**Given records:**

--

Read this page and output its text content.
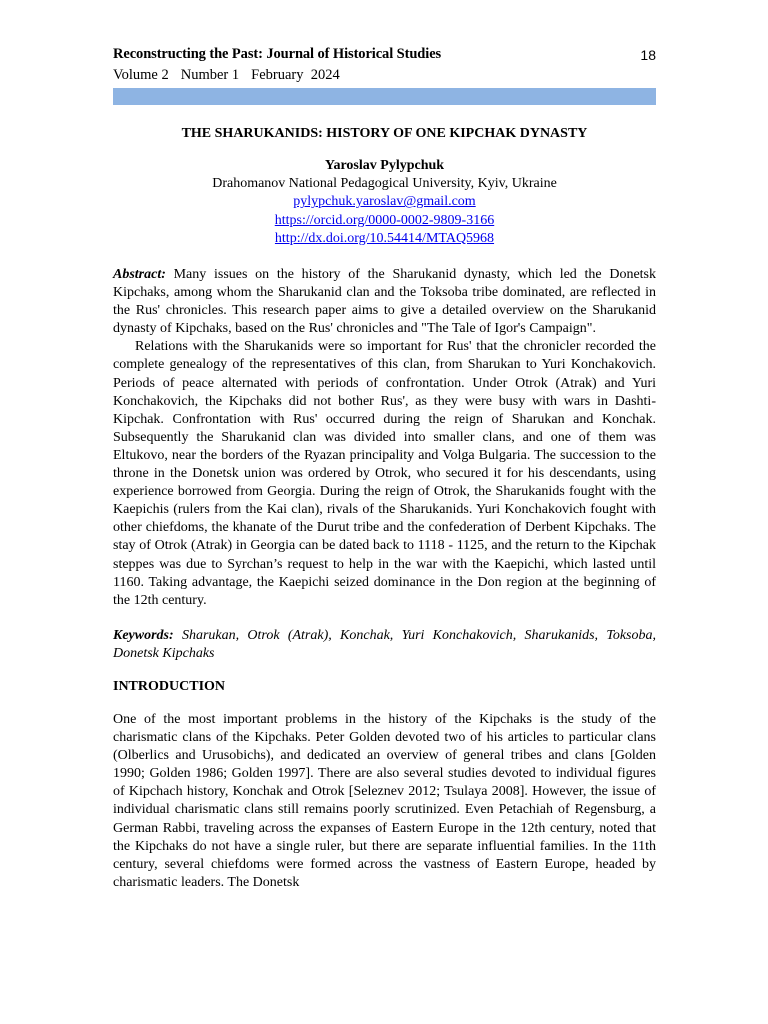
Reconstructing the Past: Journal of Historical Studies	18
Volume 2 Number 1 February  2024
THE SHARUKANIDS: HISTORY OF ONE KIPCHAK DYNASTY
Yaroslav Pylypchuk
Drahomanov National Pedagogical University, Kyiv, Ukraine
pylypchuk.yaroslav@gmail.com
https://orcid.org/0000-0002-9809-3166
http://dx.doi.org/10.54414/MTAQ5968

Abstract: Many issues on the history of the Sharukanid dynasty, which led the Donetsk Kipchaks, among whom the Sharukanid clan and the Toksoba tribe dominated, are reflected in the Rus' chronicles. This research paper aims to give a detailed overview on the Sharukanid dynasty of Kipchaks, based on the Rus' chronicles and "The Tale of Igor's Campaign".

Relations with the Sharukanids were so important for Rus' that the chronicler recorded the complete genealogy of the representatives of this clan, from Sharukan to Yuri Konchakovich. Periods of peace alternated with periods of confrontation. Under Otrok (Atrak) and Yuri Konchakovich, the Kipchaks did not bother Rus', as they were busy with wars in Dashti-Kipchak. Confrontation with Rus' occurred during the reign of Sharukan and Konchak. Subsequently the Sharukanid clan was divided into smaller clans, and one of them was Eltukovo, near the borders of the Ryazan principality and Volga Bulgaria. The succession to the throne in the Donetsk union was ordered by Otrok, who secured it for his descendants, using experience borrowed from Georgia. During the reign of Otrok, the Sharukanids fought with the Kaepichis (rulers from the Kai clan), rivals of the Sharukanids. Yuri Konchakovich fought with other chiefdoms, the khanate of the Durut tribe and the confederation of Derbent Kipchaks. The stay of Otrok (Atrak) in Georgia can be dated back to 1118 - 1125, and the return to the Kipchak steppes was due to Syrchan’s request to help in the war with the Kaepichi, which lasted until 1160. Taking advantage, the Kaepichi seized dominance in the Don region at the beginning of the 12th century.

Keywords: Sharukan, Otrok (Atrak), Konchak, Yuri Konchakovich, Sharukanids, Toksoba, Donetsk Kipchaks
INTRODUCTION
One of the most important problems in the history of the Kipchaks is the study of the charismatic clans of the Kipchaks. Peter Golden devoted two of his articles to particular clans (Olberlics and Urusobichs), and dedicated an overview of general tribes and clans [Golden 1990; Golden 1986; Golden 1997]. There are also several studies devoted to individual figures of Kipchach history, Konchak and Otrok [Seleznev 2012; Tsulaya 2008]. However, the issue of individual charismatic clans still remains poorly scrutinized. Even Petachiah of Regensburg, a German Rabbi, traveling across the expanses of Eastern Europe in the 12th century, noted that the Kipchaks do not have a single ruler, but there are separate influential families. In the 11th century, several chiefdoms were formed across the vastness of Eastern Europe, headed by charismatic leaders. The Donetsk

--

**Short task:** Reproduce every entry exactly, but omit each picture.

**Exercise answer:**
Read this page and output its text content.
Reconstructing the Past: Journal of Historical Studies	18
Volume 2 Number 1 February  2024
THE SHARUKANIDS: HISTORY OF ONE KIPCHAK DYNASTY
Yaroslav Pylypchuk
Drahomanov National Pedagogical University, Kyiv, Ukraine
pylypchuk.yaroslav@gmail.com
https://orcid.org/0000-0002-9809-3166
http://dx.doi.org/10.54414/MTAQ5968

Abstract: Many issues on the history of the Sharukanid dynasty, which led the Donetsk Kipchaks, among whom the Sharukanid clan and the Toksoba tribe dominated, are reflected in the Rus' chronicles. This research paper aims to give a detailed overview on the Sharukanid dynasty of Kipchaks, based on the Rus' chronicles and "The Tale of Igor's Campaign".

Relations with the Sharukanids were so important for Rus' that the chronicler recorded the complete genealogy of the representatives of this clan, from Sharukan to Yuri Konchakovich. Periods of peace alternated with periods of confrontation. Under Otrok (Atrak) and Yuri Konchakovich, the Kipchaks did not bother Rus', as they were busy with wars in Dashti-Kipchak. Confrontation with Rus' occurred during the reign of Sharukan and Konchak. Subsequently the Sharukanid clan was divided into smaller clans, and one of them was Eltukovo, near the borders of the Ryazan principality and Volga Bulgaria. The succession to the throne in the Donetsk union was ordered by Otrok, who secured it for his descendants, using experience borrowed from Georgia. During the reign of Otrok, the Sharukanids fought with the Kaepichis (rulers from the Kai clan), rivals of the Sharukanids. Yuri Konchakovich fought with other chiefdoms, the khanate of the Durut tribe and the confederation of Derbent Kipchaks. The stay of Otrok (Atrak) in Georgia can be dated back to 1118 - 1125, and the return to the Kipchak steppes was due to Syrchan’s request to help in the war with the Kaepichi, which lasted until 1160. Taking advantage, the Kaepichi seized dominance in the Don region at the beginning of the 12th century.

Keywords: Sharukan, Otrok (Atrak), Konchak, Yuri Konchakovich, Sharukanids, Toksoba, Donetsk Kipchaks
INTRODUCTION
One of the most important problems in the history of the Kipchaks is the study of the charismatic clans of the Kipchaks. Peter Golden devoted two of his articles to particular clans (Olberlics and Urusobichs), and dedicated an overview of general tribes and clans [Golden 1990; Golden 1986; Golden 1997]. There are also several studies devoted to individual figures of Kipchach history, Konchak and Otrok [Seleznev 2012; Tsulaya 2008]. However, the issue of individual charismatic clans still remains poorly scrutinized. Even Petachiah of Regensburg, a German Rabbi, traveling across the expanses of Eastern Europe in the 12th century, noted that the Kipchaks do not have a single ruler, but there are separate influential families. In the 11th century, several chiefdoms were formed across the vastness of Eastern Europe, headed by charismatic leaders. The Donetsk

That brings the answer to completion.